§ Dataset rows of page text:

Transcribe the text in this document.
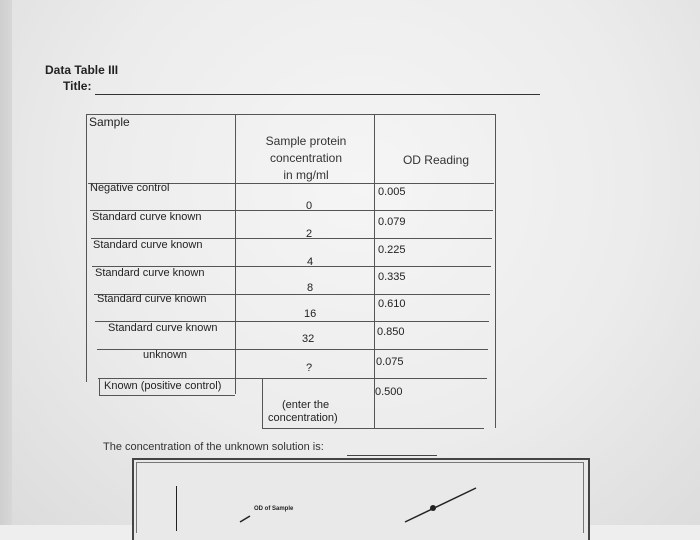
Data Table III
Title:
Sample
Sample protein
concentration
in mg/ml
OD Reading
Negative control
Standard curve known
Standard curve known
Standard curve known
Standard curve known
Standard curve known
unknown
Known (positive control)
0
2
4
8
16
32
?
0.005
0.079
0.225
0.335
0.610
0.850
0.075
0.500
(enter the
concentration)
The concentration of the unknown solution is:
OD of Sample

§ Task details: Each entry should appear again exactly as written, pictures excluded.

§ Solution to this exercise:
Transcribe the text in this document.
Data Table III
Title:
Sample
Sample protein
concentration
in mg/ml
OD Reading
Negative control
Standard curve known
Standard curve known
Standard curve known
Standard curve known
Standard curve known
unknown
Known (positive control)
0
2
4
8
16
32
?
0.005
0.079
0.225
0.335
0.610
0.850
0.075
0.500
(enter the
concentration)
The concentration of the unknown solution is:
OD of Sample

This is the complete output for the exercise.